→ Requisitos del ejercicio:
a – Según el comentario sobre la obra de la Virgen y el Niño, ¿por qué se deja de percibir la falta de color? Explícalo en una o dos oraciones.
b – Por favor, prosigue el comentario sobre la obra de la Virgen y el Niño a partir de su última oración.

→ Documento:
★ ★ ★

Esta siempre me ha parecido una obra muy delicada.
En primer lugar la expresión de la Virgen, con su dulce melancolía,
parece que sabe lo que le ocurrirá a su hijo.
Y la expresión del niño, reflejada brillantemente.
Está sosteniendo lo que tiene en sus manos
exactamente a la distancia de los ojos a la que un bebé sostiene algo mientras simplemente trata de enfocar. A esa edad,
su ternura, su curiosidad cosquilleante, les hace ser lo que son,
humanos.Lo sorprendente es
darse cuenta de que has llegado a creer tanto en la imagen que la falta de color es algo que dejas de percibir.
Esta obra me hace recordar que Cristo y la Virgen
son, y fueron, espíritu
y carne. La misma naturaleza del relieve escultórico es ser un puente entre aquello que
está contigo, algo que está presente tridimensionalmente, y algo
que es como una ventana a otro mundo.

★ ★ ★

→ Filas:

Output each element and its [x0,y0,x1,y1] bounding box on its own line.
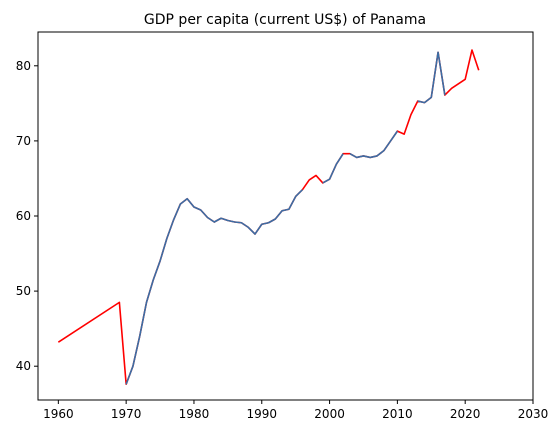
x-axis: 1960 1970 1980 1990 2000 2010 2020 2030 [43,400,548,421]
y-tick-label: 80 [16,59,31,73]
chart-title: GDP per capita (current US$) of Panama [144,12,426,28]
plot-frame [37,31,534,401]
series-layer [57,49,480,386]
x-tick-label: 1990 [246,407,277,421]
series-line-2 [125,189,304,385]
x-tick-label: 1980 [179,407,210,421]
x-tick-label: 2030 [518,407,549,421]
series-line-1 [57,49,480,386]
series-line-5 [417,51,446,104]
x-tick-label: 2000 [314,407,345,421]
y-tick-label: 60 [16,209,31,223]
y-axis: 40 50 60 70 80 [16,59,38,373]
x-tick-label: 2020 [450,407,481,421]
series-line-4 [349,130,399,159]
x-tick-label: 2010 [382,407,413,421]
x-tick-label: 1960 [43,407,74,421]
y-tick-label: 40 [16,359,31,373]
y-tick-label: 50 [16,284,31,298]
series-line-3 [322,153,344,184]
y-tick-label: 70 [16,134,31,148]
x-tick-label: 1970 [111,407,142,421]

★ ★ ★

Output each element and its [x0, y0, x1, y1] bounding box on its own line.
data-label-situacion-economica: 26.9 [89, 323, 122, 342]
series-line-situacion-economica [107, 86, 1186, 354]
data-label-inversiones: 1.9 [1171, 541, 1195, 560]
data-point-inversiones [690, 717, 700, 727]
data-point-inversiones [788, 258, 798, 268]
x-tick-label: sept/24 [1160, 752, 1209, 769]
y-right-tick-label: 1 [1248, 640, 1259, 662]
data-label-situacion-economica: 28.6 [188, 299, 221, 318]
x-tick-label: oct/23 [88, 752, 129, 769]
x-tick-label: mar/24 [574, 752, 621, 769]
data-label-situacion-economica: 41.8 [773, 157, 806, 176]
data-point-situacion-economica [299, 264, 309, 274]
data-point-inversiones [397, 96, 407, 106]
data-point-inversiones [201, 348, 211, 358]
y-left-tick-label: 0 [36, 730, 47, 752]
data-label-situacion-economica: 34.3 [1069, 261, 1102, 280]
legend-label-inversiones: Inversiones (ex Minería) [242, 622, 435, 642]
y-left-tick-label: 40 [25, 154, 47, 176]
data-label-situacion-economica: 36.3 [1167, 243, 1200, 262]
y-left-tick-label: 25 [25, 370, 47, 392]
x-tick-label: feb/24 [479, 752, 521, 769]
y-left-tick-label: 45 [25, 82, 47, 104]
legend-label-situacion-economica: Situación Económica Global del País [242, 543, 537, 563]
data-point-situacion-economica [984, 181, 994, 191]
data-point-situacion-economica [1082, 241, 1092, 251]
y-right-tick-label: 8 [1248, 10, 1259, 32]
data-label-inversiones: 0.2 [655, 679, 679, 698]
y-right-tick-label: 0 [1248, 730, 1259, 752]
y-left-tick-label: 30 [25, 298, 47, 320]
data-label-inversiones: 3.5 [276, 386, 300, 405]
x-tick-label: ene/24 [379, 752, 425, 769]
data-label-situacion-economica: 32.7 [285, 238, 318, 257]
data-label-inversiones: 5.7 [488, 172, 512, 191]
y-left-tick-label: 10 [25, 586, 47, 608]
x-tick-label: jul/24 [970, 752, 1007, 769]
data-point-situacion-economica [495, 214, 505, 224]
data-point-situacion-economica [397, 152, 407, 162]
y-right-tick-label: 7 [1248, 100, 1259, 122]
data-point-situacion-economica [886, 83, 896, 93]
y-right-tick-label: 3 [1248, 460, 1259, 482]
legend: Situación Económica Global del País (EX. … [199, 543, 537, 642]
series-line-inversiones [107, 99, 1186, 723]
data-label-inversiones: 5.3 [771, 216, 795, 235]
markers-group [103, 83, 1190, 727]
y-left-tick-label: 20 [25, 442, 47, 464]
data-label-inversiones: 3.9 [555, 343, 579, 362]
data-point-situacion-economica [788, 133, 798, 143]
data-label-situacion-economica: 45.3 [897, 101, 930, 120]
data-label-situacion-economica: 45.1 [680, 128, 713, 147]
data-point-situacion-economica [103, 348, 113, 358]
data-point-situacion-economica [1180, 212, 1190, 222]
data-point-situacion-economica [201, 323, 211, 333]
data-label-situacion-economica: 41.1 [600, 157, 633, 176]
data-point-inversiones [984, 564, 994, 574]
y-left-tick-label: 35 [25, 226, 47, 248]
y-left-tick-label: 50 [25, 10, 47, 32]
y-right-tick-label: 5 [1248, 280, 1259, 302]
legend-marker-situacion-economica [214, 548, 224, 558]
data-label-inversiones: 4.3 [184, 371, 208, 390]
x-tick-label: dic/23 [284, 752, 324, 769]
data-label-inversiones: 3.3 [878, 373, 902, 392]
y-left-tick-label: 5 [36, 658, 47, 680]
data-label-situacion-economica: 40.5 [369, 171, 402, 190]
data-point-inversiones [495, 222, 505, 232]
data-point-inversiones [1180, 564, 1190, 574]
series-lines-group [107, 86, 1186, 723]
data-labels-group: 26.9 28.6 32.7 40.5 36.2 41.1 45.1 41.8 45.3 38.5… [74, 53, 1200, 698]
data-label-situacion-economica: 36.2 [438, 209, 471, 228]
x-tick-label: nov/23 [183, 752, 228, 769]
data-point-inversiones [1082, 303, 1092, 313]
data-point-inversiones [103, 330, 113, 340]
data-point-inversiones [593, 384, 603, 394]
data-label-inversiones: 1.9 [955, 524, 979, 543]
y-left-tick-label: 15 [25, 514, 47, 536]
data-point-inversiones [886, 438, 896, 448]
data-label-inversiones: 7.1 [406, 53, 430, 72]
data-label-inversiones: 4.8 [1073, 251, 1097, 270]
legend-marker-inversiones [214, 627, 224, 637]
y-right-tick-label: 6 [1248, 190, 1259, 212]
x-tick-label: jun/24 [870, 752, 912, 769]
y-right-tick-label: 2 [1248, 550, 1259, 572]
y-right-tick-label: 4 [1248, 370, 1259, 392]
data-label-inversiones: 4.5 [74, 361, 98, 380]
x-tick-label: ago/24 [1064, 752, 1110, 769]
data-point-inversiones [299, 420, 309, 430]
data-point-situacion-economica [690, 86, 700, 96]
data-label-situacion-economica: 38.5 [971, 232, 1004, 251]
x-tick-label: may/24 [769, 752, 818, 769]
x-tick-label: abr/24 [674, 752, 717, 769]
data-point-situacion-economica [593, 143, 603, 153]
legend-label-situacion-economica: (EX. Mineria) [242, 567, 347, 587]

★ ★ ★

→ Resultados esperados:
a – Porque uno ha llegado a creer tanto en la imagen que deja de notar que no tiene color.

b –
Se mueve muy sutil y elegantemente entre algo que es palpable y tangible,
como la corporeidad redondeada del brazo de Cristo,
como la mano ligeramente más huesuda y protectora de la Virgen, y otras zonas que son increíblemente
superficiales, como esta
agitada
ventisca
de los serafines que
acogen y protegen a las dos figuras como si fueran nubes.
De modo que tras observar esta pieza durante años,
no me he convertido al cristianismo,
pero he llegado a darme cuenta de que existe
una diferencia muy profunda entre la práctica religiosa y la fe.
Algo profundamente bello a nivel humano
tiene la capacidad de transportarnos más allá de la experiencia cotidiana.